--- START MATERIAL TO PROCESS ---
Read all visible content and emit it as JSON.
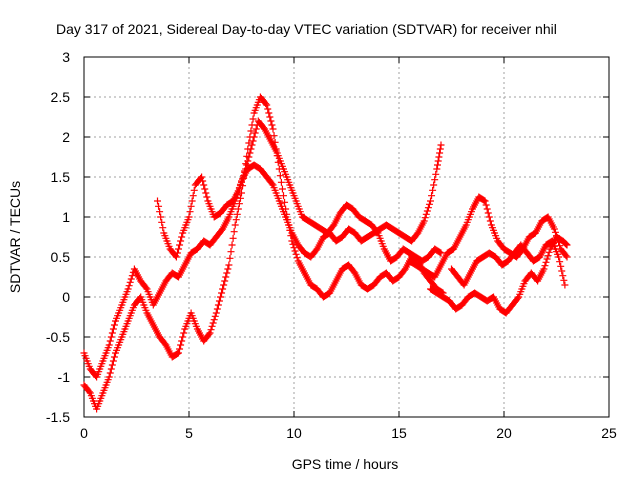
{
  "chart_data": {
    "type": "scatter",
    "title": "Day 317 of 2021, Sidereal Day-to-day VTEC variation (SDTVAR) for receiver nhil",
    "xlabel": "GPS time / hours",
    "ylabel": "SDTVAR / TECUs",
    "xlim": [
      0,
      25
    ],
    "ylim": [
      -1.5,
      3
    ],
    "xticks": [
      "0",
      "5",
      "10",
      "15",
      "20",
      "25"
    ],
    "yticks": [
      "-1.5",
      "-1",
      "-0.5",
      "0",
      "0.5",
      "1",
      "1.5",
      "2",
      "2.5",
      "3"
    ],
    "grid": true,
    "marker": "plus",
    "color": "#ff0000",
    "series": [
      {
        "x": [
          0.0,
          0.3,
          0.6,
          0.9,
          1.2,
          1.5,
          1.8,
          2.1,
          2.4,
          2.7,
          3.0,
          3.3,
          3.6,
          3.9,
          4.2,
          4.5,
          4.8,
          5.1,
          5.4,
          5.7,
          6.0,
          6.3,
          6.6,
          6.9,
          7.2,
          7.5,
          7.8,
          8.1,
          8.4,
          8.7,
          9.0,
          9.3,
          9.6,
          9.9,
          10.2,
          10.5,
          10.8,
          11.1,
          11.4,
          11.7,
          12.0,
          12.3,
          12.6,
          12.9,
          13.2,
          13.5,
          13.8,
          14.1,
          14.4,
          14.7,
          15.0,
          15.3,
          15.6,
          15.9,
          16.2,
          16.5,
          16.8,
          17.0
        ],
        "y": [
          -0.7,
          -0.9,
          -1.0,
          -0.8,
          -0.6,
          -0.3,
          -0.1,
          0.1,
          0.35,
          0.2,
          0.1,
          -0.1,
          0.05,
          0.2,
          0.3,
          0.25,
          0.4,
          0.55,
          0.6,
          0.7,
          0.65,
          0.75,
          0.85,
          1.0,
          1.2,
          1.45,
          1.6,
          1.65,
          1.6,
          1.5,
          1.4,
          1.2,
          1.0,
          0.8,
          0.65,
          0.55,
          0.5,
          0.6,
          0.75,
          0.8,
          0.7,
          0.75,
          0.85,
          0.8,
          0.7,
          0.75,
          0.8,
          0.85,
          0.9,
          0.85,
          0.8,
          0.75,
          0.7,
          0.8,
          0.95,
          1.2,
          1.6,
          1.9
        ]
      },
      {
        "x": [
          0.0,
          0.3,
          0.6,
          0.9,
          1.2,
          1.5,
          1.8,
          2.1,
          2.4,
          2.7,
          3.0,
          3.3,
          3.6,
          3.9,
          4.2,
          4.5,
          4.8,
          5.1,
          5.4,
          5.7,
          6.0,
          6.3,
          6.6,
          6.9,
          7.2,
          7.5,
          7.8,
          8.1,
          8.4,
          8.7,
          9.0,
          9.3,
          9.6,
          9.9,
          10.2,
          10.5,
          10.8,
          11.1,
          11.4,
          11.7,
          12.0,
          12.3,
          12.6,
          12.9,
          13.2,
          13.5,
          13.8,
          14.1,
          14.4,
          14.7,
          15.0,
          15.3,
          15.6,
          15.9,
          16.2,
          16.5,
          16.8,
          17.1
        ],
        "y": [
          -1.1,
          -1.2,
          -1.4,
          -1.2,
          -1.0,
          -0.7,
          -0.5,
          -0.3,
          -0.1,
          0.0,
          -0.2,
          -0.35,
          -0.5,
          -0.6,
          -0.75,
          -0.7,
          -0.4,
          -0.2,
          -0.4,
          -0.55,
          -0.45,
          -0.2,
          0.1,
          0.4,
          0.9,
          1.3,
          1.85,
          2.3,
          2.5,
          2.4,
          2.1,
          1.6,
          1.1,
          0.7,
          0.45,
          0.3,
          0.15,
          0.1,
          0.0,
          0.05,
          0.2,
          0.35,
          0.4,
          0.3,
          0.15,
          0.1,
          0.15,
          0.25,
          0.3,
          0.2,
          0.25,
          0.35,
          0.5,
          0.45,
          0.3,
          0.2,
          0.1,
          0.05
        ]
      },
      {
        "x": [
          3.5,
          3.8,
          4.1,
          4.4,
          4.7,
          5.0,
          5.3,
          5.6,
          5.9,
          6.2,
          6.5,
          6.8,
          7.1,
          7.4,
          7.7,
          8.0,
          8.3,
          8.6,
          8.9,
          9.2,
          9.5,
          9.8,
          10.1,
          10.4,
          10.7,
          11.0,
          11.3,
          11.6,
          11.9,
          12.2,
          12.5,
          12.8,
          13.1,
          13.4,
          13.7,
          14.0,
          14.3,
          14.6,
          14.9,
          15.2,
          15.5,
          15.8,
          16.1,
          16.4,
          16.7,
          17.0
        ],
        "y": [
          1.2,
          0.8,
          0.6,
          0.5,
          0.8,
          1.0,
          1.4,
          1.5,
          1.2,
          1.0,
          1.05,
          1.15,
          1.2,
          1.35,
          1.6,
          1.9,
          2.2,
          2.1,
          1.95,
          1.8,
          1.6,
          1.4,
          1.2,
          1.0,
          0.95,
          0.9,
          0.85,
          0.8,
          0.9,
          1.05,
          1.15,
          1.1,
          1.0,
          0.95,
          0.9,
          0.8,
          0.6,
          0.45,
          0.5,
          0.6,
          0.55,
          0.5,
          0.45,
          0.5,
          0.6,
          0.55
        ]
      },
      {
        "x": [
          15.5,
          15.8,
          16.1,
          16.4,
          16.7,
          17.0,
          17.3,
          17.6,
          17.9,
          18.2,
          18.5,
          18.8,
          19.1,
          19.4,
          19.7,
          20.0,
          20.3,
          20.6,
          20.9,
          21.2,
          21.5,
          21.8,
          22.1,
          22.4,
          22.7,
          23.0
        ],
        "y": [
          0.45,
          0.4,
          0.35,
          0.3,
          0.25,
          0.4,
          0.55,
          0.6,
          0.75,
          0.9,
          1.1,
          1.25,
          1.2,
          0.9,
          0.7,
          0.6,
          0.55,
          0.5,
          0.6,
          0.75,
          0.8,
          0.95,
          1.0,
          0.85,
          0.6,
          0.5
        ]
      },
      {
        "x": [
          16.5,
          16.8,
          17.1,
          17.4,
          17.7,
          18.0,
          18.3,
          18.6,
          18.9,
          19.2,
          19.5,
          19.8,
          20.1,
          20.4,
          20.7,
          21.0,
          21.3,
          21.6,
          21.9,
          22.2,
          22.5,
          22.8,
          23.0
        ],
        "y": [
          0.1,
          0.05,
          0.0,
          -0.05,
          -0.15,
          -0.1,
          0.0,
          0.05,
          0.0,
          -0.05,
          0.0,
          -0.15,
          -0.2,
          -0.1,
          0.0,
          0.2,
          0.3,
          0.2,
          0.35,
          0.6,
          0.75,
          0.7,
          0.65
        ]
      },
      {
        "x": [
          17.5,
          17.8,
          18.1,
          18.4,
          18.7,
          19.0,
          19.3,
          19.6,
          19.9,
          20.2,
          20.5,
          20.8,
          21.1,
          21.4,
          21.7,
          22.0,
          22.3,
          22.6,
          22.9
        ],
        "y": [
          0.35,
          0.25,
          0.15,
          0.3,
          0.45,
          0.5,
          0.55,
          0.5,
          0.4,
          0.45,
          0.55,
          0.65,
          0.55,
          0.45,
          0.5,
          0.65,
          0.7,
          0.5,
          0.15
        ]
      }
    ]
  }
}
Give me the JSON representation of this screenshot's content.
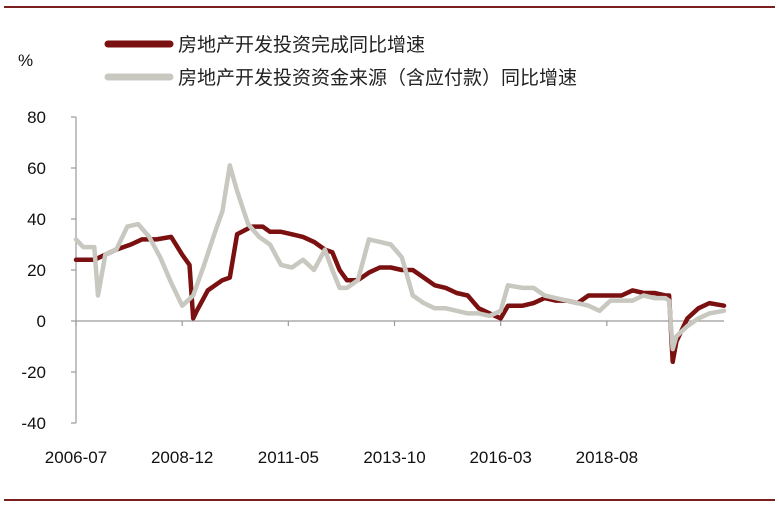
--- END MATERIAL TO PROCESS ---
◆ WHAT THE EXERCISE ASKS ◆
Exclude all images and restate the records above word for word.

◆ WRITTEN RESPONSE ◆
Read all visible content and emit it as JSON.
{
  "chart_data": {
    "type": "scatter",
    "title": "Day 317 of 2021, Sidereal Day-to-day VTEC variation (SDTVAR) for receiver nhil",
    "xlabel": "GPS time / hours",
    "ylabel": "SDTVAR / TECUs",
    "xlim": [
      0,
      25
    ],
    "ylim": [
      -1.5,
      3
    ],
    "xticks": [
      "0",
      "5",
      "10",
      "15",
      "20",
      "25"
    ],
    "yticks": [
      "-1.5",
      "-1",
      "-0.5",
      "0",
      "0.5",
      "1",
      "1.5",
      "2",
      "2.5",
      "3"
    ],
    "grid": true,
    "marker": "plus",
    "color": "#ff0000",
    "series": [
      {
        "x": [
          0.0,
          0.3,
          0.6,
          0.9,
          1.2,
          1.5,
          1.8,
          2.1,
          2.4,
          2.7,
          3.0,
          3.3,
          3.6,
          3.9,
          4.2,
          4.5,
          4.8,
          5.1,
          5.4,
          5.7,
          6.0,
          6.3,
          6.6,
          6.9,
          7.2,
          7.5,
          7.8,
          8.1,
          8.4,
          8.7,
          9.0,
          9.3,
          9.6,
          9.9,
          10.2,
          10.5,
          10.8,
          11.1,
          11.4,
          11.7,
          12.0,
          12.3,
          12.6,
          12.9,
          13.2,
          13.5,
          13.8,
          14.1,
          14.4,
          14.7,
          15.0,
          15.3,
          15.6,
          15.9,
          16.2,
          16.5,
          16.8,
          17.0
        ],
        "y": [
          -0.7,
          -0.9,
          -1.0,
          -0.8,
          -0.6,
          -0.3,
          -0.1,
          0.1,
          0.35,
          0.2,
          0.1,
          -0.1,
          0.05,
          0.2,
          0.3,
          0.25,
          0.4,
          0.55,
          0.6,
          0.7,
          0.65,
          0.75,
          0.85,
          1.0,
          1.2,
          1.45,
          1.6,
          1.65,
          1.6,
          1.5,
          1.4,
          1.2,
          1.0,
          0.8,
          0.65,
          0.55,
          0.5,
          0.6,
          0.75,
          0.8,
          0.7,
          0.75,
          0.85,
          0.8,
          0.7,
          0.75,
          0.8,
          0.85,
          0.9,
          0.85,
          0.8,
          0.75,
          0.7,
          0.8,
          0.95,
          1.2,
          1.6,
          1.9
        ]
      },
      {
        "x": [
          0.0,
          0.3,
          0.6,
          0.9,
          1.2,
          1.5,
          1.8,
          2.1,
          2.4,
          2.7,
          3.0,
          3.3,
          3.6,
          3.9,
          4.2,
          4.5,
          4.8,
          5.1,
          5.4,
          5.7,
          6.0,
          6.3,
          6.6,
          6.9,
          7.2,
          7.5,
          7.8,
          8.1,
          8.4,
          8.7,
          9.0,
          9.3,
          9.6,
          9.9,
          10.2,
          10.5,
          10.8,
          11.1,
          11.4,
          11.7,
          12.0,
          12.3,
          12.6,
          12.9,
          13.2,
          13.5,
          13.8,
          14.1,
          14.4,
          14.7,
          15.0,
          15.3,
          15.6,
          15.9,
          16.2,
          16.5,
          16.8,
          17.1
        ],
        "y": [
          -1.1,
          -1.2,
          -1.4,
          -1.2,
          -1.0,
          -0.7,
          -0.5,
          -0.3,
          -0.1,
          0.0,
          -0.2,
          -0.35,
          -0.5,
          -0.6,
          -0.75,
          -0.7,
          -0.4,
          -0.2,
          -0.4,
          -0.55,
          -0.45,
          -0.2,
          0.1,
          0.4,
          0.9,
          1.3,
          1.85,
          2.3,
          2.5,
          2.4,
          2.1,
          1.6,
          1.1,
          0.7,
          0.45,
          0.3,
          0.15,
          0.1,
          0.0,
          0.05,
          0.2,
          0.35,
          0.4,
          0.3,
          0.15,
          0.1,
          0.15,
          0.25,
          0.3,
          0.2,
          0.25,
          0.35,
          0.5,
          0.45,
          0.3,
          0.2,
          0.1,
          0.05
        ]
      },
      {
        "x": [
          3.5,
          3.8,
          4.1,
          4.4,
          4.7,
          5.0,
          5.3,
          5.6,
          5.9,
          6.2,
          6.5,
          6.8,
          7.1,
          7.4,
          7.7,
          8.0,
          8.3,
          8.6,
          8.9,
          9.2,
          9.5,
          9.8,
          10.1,
          10.4,
          10.7,
          11.0,
          11.3,
          11.6,
          11.9,
          12.2,
          12.5,
          12.8,
          13.1,
          13.4,
          13.7,
          14.0,
          14.3,
          14.6,
          14.9,
          15.2,
          15.5,
          15.8,
          16.1,
          16.4,
          16.7,
          17.0
        ],
        "y": [
          1.2,
          0.8,
          0.6,
          0.5,
          0.8,
          1.0,
          1.4,
          1.5,
          1.2,
          1.0,
          1.05,
          1.15,
          1.2,
          1.35,
          1.6,
          1.9,
          2.2,
          2.1,
          1.95,
          1.8,
          1.6,
          1.4,
          1.2,
          1.0,
          0.95,
          0.9,
          0.85,
          0.8,
          0.9,
          1.05,
          1.15,
          1.1,
          1.0,
          0.95,
          0.9,
          0.8,
          0.6,
          0.45,
          0.5,
          0.6,
          0.55,
          0.5,
          0.45,
          0.5,
          0.6,
          0.55
        ]
      },
      {
        "x": [
          15.5,
          15.8,
          16.1,
          16.4,
          16.7,
          17.0,
          17.3,
          17.6,
          17.9,
          18.2,
          18.5,
          18.8,
          19.1,
          19.4,
          19.7,
          20.0,
          20.3,
          20.6,
          20.9,
          21.2,
          21.5,
          21.8,
          22.1,
          22.4,
          22.7,
          23.0
        ],
        "y": [
          0.45,
          0.4,
          0.35,
          0.3,
          0.25,
          0.4,
          0.55,
          0.6,
          0.75,
          0.9,
          1.1,
          1.25,
          1.2,
          0.9,
          0.7,
          0.6,
          0.55,
          0.5,
          0.6,
          0.75,
          0.8,
          0.95,
          1.0,
          0.85,
          0.6,
          0.5
        ]
      },
      {
        "x": [
          16.5,
          16.8,
          17.1,
          17.4,
          17.7,
          18.0,
          18.3,
          18.6,
          18.9,
          19.2,
          19.5,
          19.8,
          20.1,
          20.4,
          20.7,
          21.0,
          21.3,
          21.6,
          21.9,
          22.2,
          22.5,
          22.8,
          23.0
        ],
        "y": [
          0.1,
          0.05,
          0.0,
          -0.05,
          -0.15,
          -0.1,
          0.0,
          0.05,
          0.0,
          -0.05,
          0.0,
          -0.15,
          -0.2,
          -0.1,
          0.0,
          0.2,
          0.3,
          0.2,
          0.35,
          0.6,
          0.75,
          0.7,
          0.65
        ]
      },
      {
        "x": [
          17.5,
          17.8,
          18.1,
          18.4,
          18.7,
          19.0,
          19.3,
          19.6,
          19.9,
          20.2,
          20.5,
          20.8,
          21.1,
          21.4,
          21.7,
          22.0,
          22.3,
          22.6,
          22.9
        ],
        "y": [
          0.35,
          0.25,
          0.15,
          0.3,
          0.45,
          0.5,
          0.55,
          0.5,
          0.4,
          0.45,
          0.55,
          0.65,
          0.55,
          0.45,
          0.5,
          0.65,
          0.7,
          0.5,
          0.15
        ]
      }
    ]
  }
}
Give me the JSON representation of this screenshot's content.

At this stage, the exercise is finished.